-- Begin Material for the task --

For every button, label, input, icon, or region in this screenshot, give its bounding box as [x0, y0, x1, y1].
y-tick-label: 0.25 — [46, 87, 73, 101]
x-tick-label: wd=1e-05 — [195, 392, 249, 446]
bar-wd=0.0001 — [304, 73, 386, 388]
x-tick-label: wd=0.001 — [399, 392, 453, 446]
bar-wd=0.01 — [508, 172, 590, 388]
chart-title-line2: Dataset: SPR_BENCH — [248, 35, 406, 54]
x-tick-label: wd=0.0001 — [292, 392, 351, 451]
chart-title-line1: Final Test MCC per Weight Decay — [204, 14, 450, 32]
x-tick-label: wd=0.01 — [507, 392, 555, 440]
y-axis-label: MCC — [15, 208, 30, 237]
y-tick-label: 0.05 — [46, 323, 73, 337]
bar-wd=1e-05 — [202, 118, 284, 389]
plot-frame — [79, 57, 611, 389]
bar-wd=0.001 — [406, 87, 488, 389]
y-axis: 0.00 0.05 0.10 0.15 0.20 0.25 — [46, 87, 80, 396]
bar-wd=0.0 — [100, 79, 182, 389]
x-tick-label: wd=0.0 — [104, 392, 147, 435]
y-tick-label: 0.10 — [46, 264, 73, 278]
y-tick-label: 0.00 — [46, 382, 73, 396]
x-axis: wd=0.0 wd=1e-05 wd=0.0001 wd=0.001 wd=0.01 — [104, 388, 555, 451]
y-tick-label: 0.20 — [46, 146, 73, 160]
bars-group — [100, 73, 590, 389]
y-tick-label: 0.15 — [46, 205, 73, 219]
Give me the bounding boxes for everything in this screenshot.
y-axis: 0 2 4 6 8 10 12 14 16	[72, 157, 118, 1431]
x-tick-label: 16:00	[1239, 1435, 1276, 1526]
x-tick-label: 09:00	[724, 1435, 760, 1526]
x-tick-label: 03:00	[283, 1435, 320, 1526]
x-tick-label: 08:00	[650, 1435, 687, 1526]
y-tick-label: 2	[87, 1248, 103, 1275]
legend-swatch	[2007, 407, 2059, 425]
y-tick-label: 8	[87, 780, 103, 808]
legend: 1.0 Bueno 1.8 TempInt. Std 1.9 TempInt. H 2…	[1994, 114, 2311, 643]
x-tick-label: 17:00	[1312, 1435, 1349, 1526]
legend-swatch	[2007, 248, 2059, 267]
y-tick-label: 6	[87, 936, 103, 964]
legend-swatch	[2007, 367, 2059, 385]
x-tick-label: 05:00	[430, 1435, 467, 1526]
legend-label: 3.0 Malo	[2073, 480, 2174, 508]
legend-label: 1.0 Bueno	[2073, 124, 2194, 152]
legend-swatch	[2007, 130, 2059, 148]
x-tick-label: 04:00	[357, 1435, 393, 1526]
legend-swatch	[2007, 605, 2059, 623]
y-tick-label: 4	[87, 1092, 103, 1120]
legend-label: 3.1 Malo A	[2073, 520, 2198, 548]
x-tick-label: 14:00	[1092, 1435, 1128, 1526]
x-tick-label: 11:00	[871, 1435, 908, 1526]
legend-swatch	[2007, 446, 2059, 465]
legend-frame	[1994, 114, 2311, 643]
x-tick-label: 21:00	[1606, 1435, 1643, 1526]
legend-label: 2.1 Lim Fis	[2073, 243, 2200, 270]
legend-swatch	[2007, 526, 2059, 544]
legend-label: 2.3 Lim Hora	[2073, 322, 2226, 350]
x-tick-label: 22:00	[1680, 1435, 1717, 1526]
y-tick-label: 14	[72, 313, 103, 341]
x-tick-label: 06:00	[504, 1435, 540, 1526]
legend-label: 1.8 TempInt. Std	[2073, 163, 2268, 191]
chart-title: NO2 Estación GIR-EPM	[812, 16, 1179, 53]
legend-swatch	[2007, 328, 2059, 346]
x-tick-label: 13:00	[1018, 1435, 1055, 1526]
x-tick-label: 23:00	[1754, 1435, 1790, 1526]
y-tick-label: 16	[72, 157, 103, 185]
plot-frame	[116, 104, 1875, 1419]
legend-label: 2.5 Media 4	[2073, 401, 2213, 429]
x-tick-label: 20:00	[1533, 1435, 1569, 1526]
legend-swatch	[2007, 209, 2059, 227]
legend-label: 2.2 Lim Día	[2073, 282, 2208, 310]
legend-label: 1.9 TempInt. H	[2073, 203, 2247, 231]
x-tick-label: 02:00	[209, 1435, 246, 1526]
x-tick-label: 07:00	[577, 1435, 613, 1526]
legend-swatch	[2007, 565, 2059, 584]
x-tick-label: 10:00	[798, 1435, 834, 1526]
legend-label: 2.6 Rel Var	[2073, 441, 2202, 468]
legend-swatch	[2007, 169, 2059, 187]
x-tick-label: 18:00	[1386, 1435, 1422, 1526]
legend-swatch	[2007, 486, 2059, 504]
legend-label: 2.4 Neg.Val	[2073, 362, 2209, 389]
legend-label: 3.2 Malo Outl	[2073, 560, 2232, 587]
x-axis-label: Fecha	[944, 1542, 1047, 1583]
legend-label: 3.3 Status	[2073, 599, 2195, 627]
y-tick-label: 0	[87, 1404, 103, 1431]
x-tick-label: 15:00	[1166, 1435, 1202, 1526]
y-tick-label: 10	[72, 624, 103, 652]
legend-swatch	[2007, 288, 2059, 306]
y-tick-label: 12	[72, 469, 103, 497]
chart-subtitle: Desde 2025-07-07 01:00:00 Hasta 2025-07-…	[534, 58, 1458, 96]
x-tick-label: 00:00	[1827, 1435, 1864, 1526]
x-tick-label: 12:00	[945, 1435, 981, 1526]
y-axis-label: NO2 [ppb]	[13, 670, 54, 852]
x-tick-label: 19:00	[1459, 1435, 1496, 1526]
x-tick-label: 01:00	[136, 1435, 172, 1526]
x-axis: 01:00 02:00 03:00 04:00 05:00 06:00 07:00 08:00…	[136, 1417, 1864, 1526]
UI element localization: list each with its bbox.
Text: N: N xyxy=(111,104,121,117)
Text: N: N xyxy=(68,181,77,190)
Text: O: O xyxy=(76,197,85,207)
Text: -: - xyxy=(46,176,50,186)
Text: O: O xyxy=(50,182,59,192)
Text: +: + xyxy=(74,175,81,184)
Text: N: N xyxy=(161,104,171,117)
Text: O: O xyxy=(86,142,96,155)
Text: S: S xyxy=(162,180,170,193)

-- End Material for the task --

* Short exercise: Copy every row above word for word, keeping each line as it stands and in the same order.

* Task result:
For every button, label, input, icon, or region in this screenshot, give its bounding box as [x0, y0, x1, y1].
y-tick-label: 0.25 — [46, 87, 73, 101]
x-tick-label: wd=1e-05 — [195, 392, 249, 446]
bar-wd=0.0001 — [304, 73, 386, 388]
x-tick-label: wd=0.001 — [399, 392, 453, 446]
bar-wd=0.01 — [508, 172, 590, 388]
chart-title-line2: Dataset: SPR_BENCH — [248, 35, 406, 54]
x-tick-label: wd=0.0001 — [292, 392, 351, 451]
chart-title-line1: Final Test MCC per Weight Decay — [204, 14, 450, 32]
x-tick-label: wd=0.01 — [507, 392, 555, 440]
y-axis-label: MCC — [15, 208, 30, 237]
y-tick-label: 0.05 — [46, 323, 73, 337]
bar-wd=1e-05 — [202, 118, 284, 389]
plot-frame — [79, 57, 611, 389]
bar-wd=0.001 — [406, 87, 488, 389]
y-axis: 0.00 0.05 0.10 0.15 0.20 0.25 — [46, 87, 80, 396]
bar-wd=0.0 — [100, 79, 182, 389]
x-tick-label: wd=0.0 — [104, 392, 147, 435]
y-tick-label: 0.10 — [46, 264, 73, 278]
y-tick-label: 0.00 — [46, 382, 73, 396]
x-axis: wd=0.0 wd=1e-05 wd=0.0001 wd=0.001 wd=0.01 — [104, 388, 555, 451]
y-tick-label: 0.20 — [46, 146, 73, 160]
bars-group — [100, 73, 590, 389]
y-tick-label: 0.15 — [46, 205, 73, 219]
Give me the bounding boxes for everything in this screenshot.
y-axis: 0 2 4 6 8 10 12 14 16	[72, 157, 118, 1431]
x-tick-label: 16:00	[1239, 1435, 1276, 1526]
x-tick-label: 09:00	[724, 1435, 760, 1526]
x-tick-label: 03:00	[283, 1435, 320, 1526]
x-tick-label: 08:00	[650, 1435, 687, 1526]
y-tick-label: 2	[87, 1248, 103, 1275]
legend-swatch	[2007, 407, 2059, 425]
y-tick-label: 8	[87, 780, 103, 808]
legend: 1.0 Bueno 1.8 TempInt. Std 1.9 TempInt. H 2…	[1994, 114, 2311, 643]
x-tick-label: 17:00	[1312, 1435, 1349, 1526]
legend-swatch	[2007, 248, 2059, 267]
y-tick-label: 6	[87, 936, 103, 964]
legend-swatch	[2007, 367, 2059, 385]
x-tick-label: 05:00	[430, 1435, 467, 1526]
legend-label: 3.0 Malo	[2073, 480, 2174, 508]
legend-label: 1.0 Bueno	[2073, 124, 2194, 152]
legend-swatch	[2007, 130, 2059, 148]
x-tick-label: 04:00	[357, 1435, 393, 1526]
legend-swatch	[2007, 605, 2059, 623]
y-tick-label: 4	[87, 1092, 103, 1120]
legend-label: 3.1 Malo A	[2073, 520, 2198, 548]
x-tick-label: 14:00	[1092, 1435, 1128, 1526]
x-tick-label: 11:00	[871, 1435, 908, 1526]
legend-swatch	[2007, 446, 2059, 465]
legend-frame	[1994, 114, 2311, 643]
x-tick-label: 21:00	[1606, 1435, 1643, 1526]
legend-label: 2.1 Lim Fis	[2073, 243, 2200, 270]
legend-swatch	[2007, 526, 2059, 544]
legend-label: 2.3 Lim Hora	[2073, 322, 2226, 350]
x-tick-label: 22:00	[1680, 1435, 1717, 1526]
y-tick-label: 14	[72, 313, 103, 341]
x-tick-label: 06:00	[504, 1435, 540, 1526]
legend-label: 1.8 TempInt. Std	[2073, 163, 2268, 191]
chart-title: NO2 Estación GIR-EPM	[812, 16, 1179, 53]
legend-swatch	[2007, 328, 2059, 346]
x-tick-label: 13:00	[1018, 1435, 1055, 1526]
x-tick-label: 23:00	[1754, 1435, 1790, 1526]
y-tick-label: 16	[72, 157, 103, 185]
plot-frame	[116, 104, 1875, 1419]
legend-label: 2.5 Media 4	[2073, 401, 2213, 429]
x-tick-label: 20:00	[1533, 1435, 1569, 1526]
legend-swatch	[2007, 209, 2059, 227]
legend-label: 2.2 Lim Día	[2073, 282, 2208, 310]
legend-label: 1.9 TempInt. H	[2073, 203, 2247, 231]
x-tick-label: 02:00	[209, 1435, 246, 1526]
x-tick-label: 07:00	[577, 1435, 613, 1526]
legend-swatch	[2007, 565, 2059, 584]
x-tick-label: 10:00	[798, 1435, 834, 1526]
legend-label: 2.6 Rel Var	[2073, 441, 2202, 468]
legend-swatch	[2007, 169, 2059, 187]
x-tick-label: 18:00	[1386, 1435, 1422, 1526]
legend-swatch	[2007, 486, 2059, 504]
legend-label: 2.4 Neg.Val	[2073, 362, 2209, 389]
legend-label: 3.2 Malo Outl	[2073, 560, 2232, 587]
x-axis-label: Fecha	[944, 1542, 1047, 1583]
legend-label: 3.3 Status	[2073, 599, 2195, 627]
y-tick-label: 0	[87, 1404, 103, 1431]
x-tick-label: 15:00	[1166, 1435, 1202, 1526]
y-tick-label: 10	[72, 624, 103, 652]
legend-swatch	[2007, 288, 2059, 306]
y-tick-label: 12	[72, 469, 103, 497]
chart-subtitle: Desde 2025-07-07 01:00:00 Hasta 2025-07-…	[534, 58, 1458, 96]
x-tick-label: 00:00	[1827, 1435, 1864, 1526]
x-tick-label: 12:00	[945, 1435, 981, 1526]
y-axis-label: NO2 [ppb]	[13, 670, 54, 852]
x-tick-label: 19:00	[1459, 1435, 1496, 1526]
x-tick-label: 01:00	[136, 1435, 172, 1526]
x-axis: 01:00 02:00 03:00 04:00 05:00 06:00 07:00 08:00…	[136, 1417, 1864, 1526]
UI element localization: list each with its bbox.
Text: N: N xyxy=(111,104,121,117)
Text: N: N xyxy=(68,181,77,190)
Text: O: O xyxy=(76,197,85,207)
Text: -: - xyxy=(46,176,50,186)
Text: O: O xyxy=(50,182,59,192)
Text: +: + xyxy=(74,175,81,184)
Text: N: N xyxy=(161,104,171,117)
Text: O: O xyxy=(86,142,96,155)
Text: S: S xyxy=(162,180,170,193)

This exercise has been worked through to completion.